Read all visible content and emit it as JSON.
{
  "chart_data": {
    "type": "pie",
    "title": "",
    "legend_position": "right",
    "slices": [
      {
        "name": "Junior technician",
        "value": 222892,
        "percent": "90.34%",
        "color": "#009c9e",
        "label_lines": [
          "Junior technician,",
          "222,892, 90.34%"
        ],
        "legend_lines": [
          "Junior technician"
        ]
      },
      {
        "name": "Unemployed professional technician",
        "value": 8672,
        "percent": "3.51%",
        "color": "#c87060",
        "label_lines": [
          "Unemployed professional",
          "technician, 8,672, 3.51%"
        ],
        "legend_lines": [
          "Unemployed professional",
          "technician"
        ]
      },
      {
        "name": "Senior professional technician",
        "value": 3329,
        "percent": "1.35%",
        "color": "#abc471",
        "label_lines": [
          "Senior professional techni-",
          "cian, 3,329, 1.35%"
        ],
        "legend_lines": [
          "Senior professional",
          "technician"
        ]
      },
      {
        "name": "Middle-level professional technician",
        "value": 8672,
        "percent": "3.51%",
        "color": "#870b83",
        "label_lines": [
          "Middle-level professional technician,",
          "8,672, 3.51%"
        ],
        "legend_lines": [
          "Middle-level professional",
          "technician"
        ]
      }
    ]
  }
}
============================================================
WHAT YOU WILL DO:
Tally the lines in the records above that contain the word "percent", and give only that number.

ANSWER FOR THE TASK:
4